DATA SUPPLIED »
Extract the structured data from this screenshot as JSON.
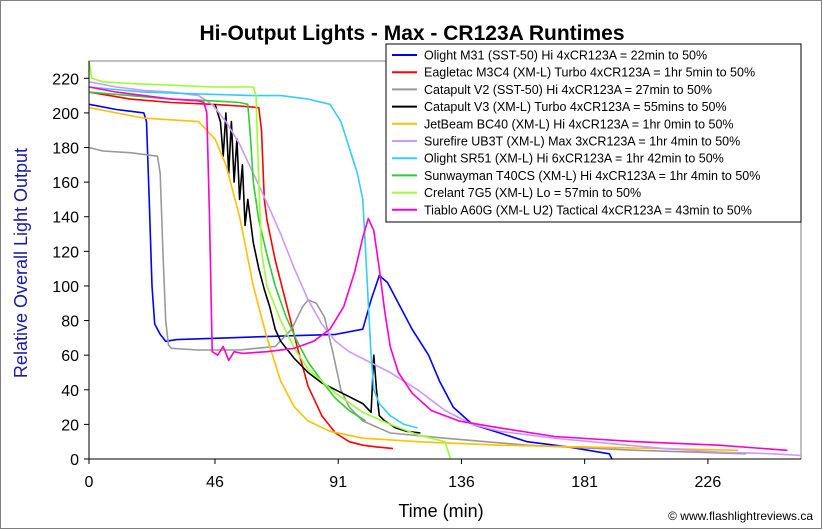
{
  "chart_data": {
    "type": "line",
    "title": "Hi-Output Lights - Max - CR123A Runtimes",
    "xlabel": "Time (min)",
    "ylabel": "Relative Overall Light Output",
    "xlim": [
      0,
      260
    ],
    "ylim": [
      0,
      230
    ],
    "x_ticks": [
      0,
      46,
      91,
      136,
      181,
      226
    ],
    "y_ticks": [
      0,
      20,
      40,
      60,
      80,
      100,
      120,
      140,
      160,
      180,
      200,
      220
    ],
    "grid": false,
    "legend_position": "top-right",
    "credit": "© www.flashlightreviews.ca",
    "series": [
      {
        "name": "Olight M31 (SST-50) Hi 4xCR123A = 22min to 50%",
        "color": "#0000ff",
        "points": [
          [
            0,
            205
          ],
          [
            10,
            202
          ],
          [
            20,
            200
          ],
          [
            21,
            195
          ],
          [
            22,
            150
          ],
          [
            23,
            100
          ],
          [
            24,
            78
          ],
          [
            26,
            72
          ],
          [
            28,
            68
          ],
          [
            32,
            69
          ],
          [
            50,
            70
          ],
          [
            70,
            71
          ],
          [
            90,
            72
          ],
          [
            100,
            75
          ],
          [
            103,
            92
          ],
          [
            106,
            106
          ],
          [
            109,
            102
          ],
          [
            113,
            90
          ],
          [
            118,
            75
          ],
          [
            124,
            60
          ],
          [
            128,
            45
          ],
          [
            133,
            30
          ],
          [
            140,
            20
          ],
          [
            150,
            15
          ],
          [
            160,
            10
          ],
          [
            175,
            7
          ],
          [
            190,
            3
          ],
          [
            191,
            0
          ]
        ]
      },
      {
        "name": "Eagletac M3C4 (XM-L) Turbo 4xCR123A = 1hr 5min to 50%",
        "color": "#ff0000",
        "points": [
          [
            0,
            212
          ],
          [
            15,
            208
          ],
          [
            30,
            206
          ],
          [
            45,
            205
          ],
          [
            55,
            204
          ],
          [
            62,
            203
          ],
          [
            63,
            190
          ],
          [
            64,
            150
          ],
          [
            65,
            138
          ],
          [
            68,
            115
          ],
          [
            72,
            90
          ],
          [
            76,
            65
          ],
          [
            80,
            42
          ],
          [
            85,
            25
          ],
          [
            90,
            15
          ],
          [
            95,
            10
          ],
          [
            100,
            8
          ],
          [
            105,
            7
          ],
          [
            111,
            6
          ]
        ]
      },
      {
        "name": "Catapult V2 (SST-50) Hi 4xCR123A = 27min to 50%",
        "color": "#999999",
        "points": [
          [
            0,
            180
          ],
          [
            5,
            178
          ],
          [
            15,
            177
          ],
          [
            25,
            175
          ],
          [
            26,
            165
          ],
          [
            27,
            120
          ],
          [
            28,
            80
          ],
          [
            29,
            66
          ],
          [
            30,
            64
          ],
          [
            40,
            63
          ],
          [
            55,
            63
          ],
          [
            68,
            65
          ],
          [
            74,
            75
          ],
          [
            78,
            88
          ],
          [
            80,
            92
          ],
          [
            83,
            90
          ],
          [
            86,
            82
          ],
          [
            89,
            62
          ],
          [
            92,
            40
          ],
          [
            95,
            30
          ],
          [
            100,
            22
          ],
          [
            110,
            15
          ],
          [
            130,
            12
          ],
          [
            160,
            8
          ],
          [
            200,
            5
          ],
          [
            240,
            3
          ]
        ]
      },
      {
        "name": "Catapult V3 (XM-L) Turbo 4xCR123A = 55mins to 50%",
        "color": "#000000",
        "points": [
          [
            46,
            205
          ],
          [
            48,
            195
          ],
          [
            49,
            175
          ],
          [
            50,
            200
          ],
          [
            51,
            165
          ],
          [
            52,
            195
          ],
          [
            53,
            160
          ],
          [
            54,
            185
          ],
          [
            55,
            150
          ],
          [
            56,
            170
          ],
          [
            57,
            135
          ],
          [
            58,
            150
          ],
          [
            60,
            125
          ],
          [
            62,
            110
          ],
          [
            64,
            98
          ],
          [
            66,
            88
          ],
          [
            68,
            75
          ],
          [
            70,
            68
          ],
          [
            75,
            58
          ],
          [
            80,
            50
          ],
          [
            85,
            44
          ],
          [
            90,
            40
          ],
          [
            95,
            36
          ],
          [
            100,
            32
          ],
          [
            103,
            27
          ],
          [
            104,
            60
          ],
          [
            105,
            40
          ],
          [
            106,
            25
          ],
          [
            108,
            22
          ],
          [
            112,
            18
          ],
          [
            116,
            16
          ],
          [
            121,
            15
          ]
        ]
      },
      {
        "name": "JetBeam BC40 (XM-L) Hi 4xCR123A = 1hr 0min to 50%",
        "color": "#ffc000",
        "points": [
          [
            0,
            203
          ],
          [
            10,
            200
          ],
          [
            20,
            197
          ],
          [
            30,
            196
          ],
          [
            40,
            195
          ],
          [
            46,
            185
          ],
          [
            50,
            170
          ],
          [
            55,
            140
          ],
          [
            60,
            100
          ],
          [
            65,
            70
          ],
          [
            70,
            45
          ],
          [
            75,
            30
          ],
          [
            80,
            22
          ],
          [
            88,
            16
          ],
          [
            100,
            12
          ],
          [
            120,
            10
          ],
          [
            150,
            8
          ],
          [
            180,
            7
          ],
          [
            210,
            6
          ],
          [
            237,
            5
          ]
        ]
      },
      {
        "name": "Surefire UB3T (XM-L) Max 3xCR123A = 1hr 4min to 50%",
        "color": "#cc99ff",
        "points": [
          [
            0,
            218
          ],
          [
            10,
            215
          ],
          [
            20,
            213
          ],
          [
            30,
            212
          ],
          [
            40,
            210
          ],
          [
            45,
            205
          ],
          [
            50,
            195
          ],
          [
            55,
            182
          ],
          [
            60,
            165
          ],
          [
            65,
            148
          ],
          [
            70,
            130
          ],
          [
            75,
            110
          ],
          [
            80,
            92
          ],
          [
            85,
            78
          ],
          [
            90,
            68
          ],
          [
            95,
            62
          ],
          [
            100,
            58
          ],
          [
            110,
            50
          ],
          [
            120,
            40
          ],
          [
            130,
            28
          ],
          [
            140,
            20
          ],
          [
            150,
            16
          ],
          [
            170,
            12
          ],
          [
            190,
            9
          ],
          [
            210,
            6
          ],
          [
            230,
            4
          ],
          [
            250,
            3
          ],
          [
            260,
            2
          ]
        ]
      },
      {
        "name": "Olight SR51 (XM-L) Hi 6xCR123A = 1hr 42min to 50%",
        "color": "#33ccff",
        "points": [
          [
            0,
            215
          ],
          [
            20,
            212
          ],
          [
            40,
            211
          ],
          [
            60,
            210
          ],
          [
            70,
            210
          ],
          [
            80,
            208
          ],
          [
            88,
            205
          ],
          [
            92,
            195
          ],
          [
            95,
            180
          ],
          [
            98,
            165
          ],
          [
            100,
            150
          ],
          [
            101,
            120
          ],
          [
            102,
            90
          ],
          [
            103,
            60
          ],
          [
            104,
            40
          ],
          [
            106,
            32
          ],
          [
            110,
            25
          ],
          [
            115,
            20
          ],
          [
            120,
            18
          ]
        ]
      },
      {
        "name": "Sunwayman T40CS (XM-L) Hi 4xCR123A = 1hr 4min to 50%",
        "color": "#33cc33",
        "points": [
          [
            0,
            212
          ],
          [
            15,
            210
          ],
          [
            30,
            208
          ],
          [
            45,
            207
          ],
          [
            55,
            206
          ],
          [
            58,
            205
          ],
          [
            59,
            185
          ],
          [
            60,
            160
          ],
          [
            62,
            138
          ],
          [
            65,
            118
          ],
          [
            68,
            100
          ],
          [
            72,
            82
          ],
          [
            76,
            68
          ],
          [
            80,
            56
          ],
          [
            85,
            45
          ],
          [
            90,
            35
          ],
          [
            95,
            28
          ],
          [
            98,
            25
          ],
          [
            101,
            22
          ]
        ]
      },
      {
        "name": "Crelant 7G5 (XM-L) Lo = 57min to 50%",
        "color": "#99ff33",
        "points": [
          [
            0,
            230
          ],
          [
            1,
            220
          ],
          [
            5,
            218
          ],
          [
            15,
            217
          ],
          [
            30,
            216
          ],
          [
            45,
            215
          ],
          [
            55,
            215
          ],
          [
            60,
            215
          ],
          [
            61,
            210
          ],
          [
            62,
            160
          ],
          [
            63,
            120
          ],
          [
            65,
            100
          ],
          [
            70,
            80
          ],
          [
            75,
            64
          ],
          [
            80,
            52
          ],
          [
            90,
            38
          ],
          [
            100,
            27
          ],
          [
            110,
            20
          ],
          [
            120,
            14
          ],
          [
            130,
            10
          ],
          [
            132,
            0
          ]
        ]
      },
      {
        "name": "Tiablo A60G (XM-L U2) Tactical 4xCR123A = 43min to 50%",
        "color": "#ff00cc",
        "points": [
          [
            0,
            215
          ],
          [
            10,
            212
          ],
          [
            20,
            210
          ],
          [
            30,
            208
          ],
          [
            40,
            207
          ],
          [
            42,
            206
          ],
          [
            43,
            200
          ],
          [
            44,
            140
          ],
          [
            45,
            62
          ],
          [
            47,
            60
          ],
          [
            49,
            65
          ],
          [
            51,
            57
          ],
          [
            53,
            62
          ],
          [
            56,
            61
          ],
          [
            65,
            62
          ],
          [
            75,
            64
          ],
          [
            82,
            68
          ],
          [
            88,
            75
          ],
          [
            93,
            88
          ],
          [
            97,
            108
          ],
          [
            100,
            128
          ],
          [
            102,
            139
          ],
          [
            104,
            132
          ],
          [
            106,
            110
          ],
          [
            108,
            85
          ],
          [
            110,
            65
          ],
          [
            113,
            50
          ],
          [
            118,
            38
          ],
          [
            125,
            28
          ],
          [
            135,
            22
          ],
          [
            150,
            18
          ],
          [
            170,
            13
          ],
          [
            200,
            10
          ],
          [
            230,
            8
          ],
          [
            255,
            5
          ]
        ]
      }
    ]
  }
}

GOAL » Looking at the listing above, count the lines that contain "Output" and give nothing but the number.

RESPONSE » 2